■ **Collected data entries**
------------------------------------
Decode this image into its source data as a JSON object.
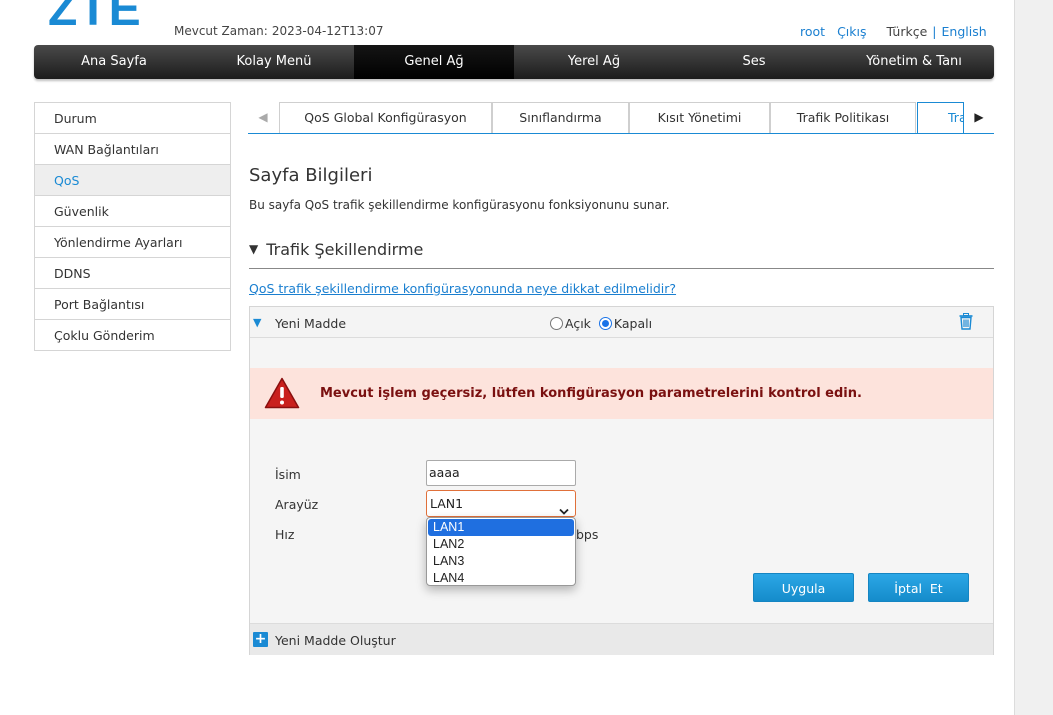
{
  "header": {
    "logo": "ZTE",
    "time_label": "Mevcut Zaman:",
    "time_value": "2023-04-12T13:07",
    "user": "root",
    "logout": "Çıkış",
    "lang_current": "Türkçe",
    "lang_separator": "|",
    "lang_other": "English"
  },
  "main_nav": {
    "items": [
      {
        "label": "Ana Sayfa"
      },
      {
        "label": "Kolay Menü"
      },
      {
        "label": "Genel Ağ"
      },
      {
        "label": "Yerel Ağ"
      },
      {
        "label": "Ses"
      },
      {
        "label": "Yönetim & Tanı"
      }
    ],
    "active_index": 2
  },
  "sidebar": {
    "items": [
      {
        "label": "Durum"
      },
      {
        "label": "WAN Bağlantıları"
      },
      {
        "label": "QoS"
      },
      {
        "label": "Güvenlik"
      },
      {
        "label": "Yönlendirme Ayarları"
      },
      {
        "label": "DDNS"
      },
      {
        "label": "Port Bağlantısı"
      },
      {
        "label": "Çoklu Gönderim"
      }
    ],
    "active_index": 2
  },
  "tabs": {
    "items": [
      {
        "label": "QoS Global Konfigürasyon"
      },
      {
        "label": "Sınıflandırma"
      },
      {
        "label": "Kısıt Yönetimi"
      },
      {
        "label": "Trafik Politikası"
      },
      {
        "label": "Tra"
      }
    ],
    "active_index": 4,
    "left_arrow": "◀",
    "right_arrow": "▶"
  },
  "page": {
    "title": "Sayfa Bilgileri",
    "description": "Bu sayfa QoS trafik şekillendirme konfigürasyonu fonksiyonunu sunar.",
    "section_title": "Trafik Şekillendirme",
    "section_arrow": "▼",
    "help_link": "QoS trafik şekillendirme konfigürasyonunda neye dikkat edilmelidir?"
  },
  "panel": {
    "expand_glyph": "▼",
    "item_title": "Yeni Madde",
    "radio_on": "Açık",
    "radio_off": "Kapalı",
    "selected_radio": "Kapalı",
    "alert_text": "Mevcut işlem geçersiz, lütfen konfigürasyon parametrelerini kontrol edin.",
    "labels": {
      "name": "İsim",
      "interface": "Arayüz",
      "speed": "Hız"
    },
    "name_value": "aaaa",
    "interface_value": "LAN1",
    "interface_options": [
      "LAN1",
      "LAN2",
      "LAN3",
      "LAN4"
    ],
    "speed_unit_visible": "bps",
    "apply_button": "Uygula",
    "cancel_button": "İptal  Et",
    "create_new": "Yeni Madde Oluştur",
    "plus_glyph": "+"
  },
  "colors": {
    "brand_blue": "#1a8ad4",
    "alert_bg": "#fde3dc",
    "alert_text": "#7a1010",
    "button_blue": "#1f9ad9",
    "nav_dark": "#1c1c1c"
  },
  "icons": {
    "trash": "trash-icon",
    "warning": "warning-icon",
    "plus": "plus-icon",
    "expand": "triangle-down-icon"
  }
}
------------------------------------
■ **The exercise**
Copy the entries exactly. Leave out the images.

■ **Solution to this problem**
Decode this image into its source data as a JSON object.
{
  "header": {
    "logo": "ZTE",
    "time_label": "Mevcut Zaman:",
    "time_value": "2023-04-12T13:07",
    "user": "root",
    "logout": "Çıkış",
    "lang_current": "Türkçe",
    "lang_separator": "|",
    "lang_other": "English"
  },
  "main_nav": {
    "items": [
      {
        "label": "Ana Sayfa"
      },
      {
        "label": "Kolay Menü"
      },
      {
        "label": "Genel Ağ"
      },
      {
        "label": "Yerel Ağ"
      },
      {
        "label": "Ses"
      },
      {
        "label": "Yönetim & Tanı"
      }
    ],
    "active_index": 2
  },
  "sidebar": {
    "items": [
      {
        "label": "Durum"
      },
      {
        "label": "WAN Bağlantıları"
      },
      {
        "label": "QoS"
      },
      {
        "label": "Güvenlik"
      },
      {
        "label": "Yönlendirme Ayarları"
      },
      {
        "label": "DDNS"
      },
      {
        "label": "Port Bağlantısı"
      },
      {
        "label": "Çoklu Gönderim"
      }
    ],
    "active_index": 2
  },
  "tabs": {
    "items": [
      {
        "label": "QoS Global Konfigürasyon"
      },
      {
        "label": "Sınıflandırma"
      },
      {
        "label": "Kısıt Yönetimi"
      },
      {
        "label": "Trafik Politikası"
      },
      {
        "label": "Tra"
      }
    ],
    "active_index": 4,
    "left_arrow": "◀",
    "right_arrow": "▶"
  },
  "page": {
    "title": "Sayfa Bilgileri",
    "description": "Bu sayfa QoS trafik şekillendirme konfigürasyonu fonksiyonunu sunar.",
    "section_title": "Trafik Şekillendirme",
    "section_arrow": "▼",
    "help_link": "QoS trafik şekillendirme konfigürasyonunda neye dikkat edilmelidir?"
  },
  "panel": {
    "expand_glyph": "▼",
    "item_title": "Yeni Madde",
    "radio_on": "Açık",
    "radio_off": "Kapalı",
    "selected_radio": "Kapalı",
    "alert_text": "Mevcut işlem geçersiz, lütfen konfigürasyon parametrelerini kontrol edin.",
    "labels": {
      "name": "İsim",
      "interface": "Arayüz",
      "speed": "Hız"
    },
    "name_value": "aaaa",
    "interface_value": "LAN1",
    "interface_options": [
      "LAN1",
      "LAN2",
      "LAN3",
      "LAN4"
    ],
    "speed_unit_visible": "bps",
    "apply_button": "Uygula",
    "cancel_button": "İptal  Et",
    "create_new": "Yeni Madde Oluştur",
    "plus_glyph": "+"
  },
  "colors": {
    "brand_blue": "#1a8ad4",
    "alert_bg": "#fde3dc",
    "alert_text": "#7a1010",
    "button_blue": "#1f9ad9",
    "nav_dark": "#1c1c1c"
  },
  "icons": {
    "trash": "trash-icon",
    "warning": "warning-icon",
    "plus": "plus-icon",
    "expand": "triangle-down-icon"
  }
}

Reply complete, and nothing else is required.